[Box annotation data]
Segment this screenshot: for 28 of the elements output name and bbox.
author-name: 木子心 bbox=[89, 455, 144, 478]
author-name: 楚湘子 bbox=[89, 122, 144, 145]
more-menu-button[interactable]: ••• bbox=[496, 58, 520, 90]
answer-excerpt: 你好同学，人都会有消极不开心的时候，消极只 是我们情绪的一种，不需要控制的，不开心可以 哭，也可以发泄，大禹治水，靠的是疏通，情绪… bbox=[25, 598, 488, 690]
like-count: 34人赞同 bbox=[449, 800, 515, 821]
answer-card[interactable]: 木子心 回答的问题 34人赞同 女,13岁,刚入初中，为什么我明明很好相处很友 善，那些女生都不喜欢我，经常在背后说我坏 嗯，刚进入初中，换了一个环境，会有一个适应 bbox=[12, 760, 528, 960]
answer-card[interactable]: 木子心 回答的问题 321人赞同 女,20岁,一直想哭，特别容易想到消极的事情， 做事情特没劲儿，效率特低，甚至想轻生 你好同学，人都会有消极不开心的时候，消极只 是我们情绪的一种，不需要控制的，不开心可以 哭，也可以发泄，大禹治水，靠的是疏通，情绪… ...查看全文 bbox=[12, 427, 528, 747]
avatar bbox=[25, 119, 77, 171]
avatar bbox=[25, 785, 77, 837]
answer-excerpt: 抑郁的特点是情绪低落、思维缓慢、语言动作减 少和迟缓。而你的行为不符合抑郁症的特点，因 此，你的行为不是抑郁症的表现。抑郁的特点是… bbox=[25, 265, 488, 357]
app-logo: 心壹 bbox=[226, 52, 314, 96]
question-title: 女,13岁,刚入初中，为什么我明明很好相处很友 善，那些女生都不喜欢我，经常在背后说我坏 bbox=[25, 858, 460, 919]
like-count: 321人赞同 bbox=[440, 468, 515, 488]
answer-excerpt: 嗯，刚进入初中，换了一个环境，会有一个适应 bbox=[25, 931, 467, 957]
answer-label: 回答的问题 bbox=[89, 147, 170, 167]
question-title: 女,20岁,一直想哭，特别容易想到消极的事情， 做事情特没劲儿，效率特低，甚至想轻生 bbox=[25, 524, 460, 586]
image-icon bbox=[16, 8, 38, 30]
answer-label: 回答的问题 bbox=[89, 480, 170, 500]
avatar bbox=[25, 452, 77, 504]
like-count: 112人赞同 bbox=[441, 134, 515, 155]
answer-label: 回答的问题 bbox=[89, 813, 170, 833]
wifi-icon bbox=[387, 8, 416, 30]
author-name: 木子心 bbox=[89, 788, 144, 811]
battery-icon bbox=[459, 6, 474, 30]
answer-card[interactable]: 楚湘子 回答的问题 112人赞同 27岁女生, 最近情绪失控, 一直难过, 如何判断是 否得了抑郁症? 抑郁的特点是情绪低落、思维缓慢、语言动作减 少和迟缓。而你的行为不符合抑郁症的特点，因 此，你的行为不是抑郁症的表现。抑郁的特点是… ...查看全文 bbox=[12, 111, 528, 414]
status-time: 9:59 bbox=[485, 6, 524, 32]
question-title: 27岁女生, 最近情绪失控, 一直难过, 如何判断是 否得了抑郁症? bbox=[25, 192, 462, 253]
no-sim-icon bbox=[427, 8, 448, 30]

## Objective
How many lines of the material above contain the string "思维缓慢"? Case counts. Give only the number.

## Response to this exercise
2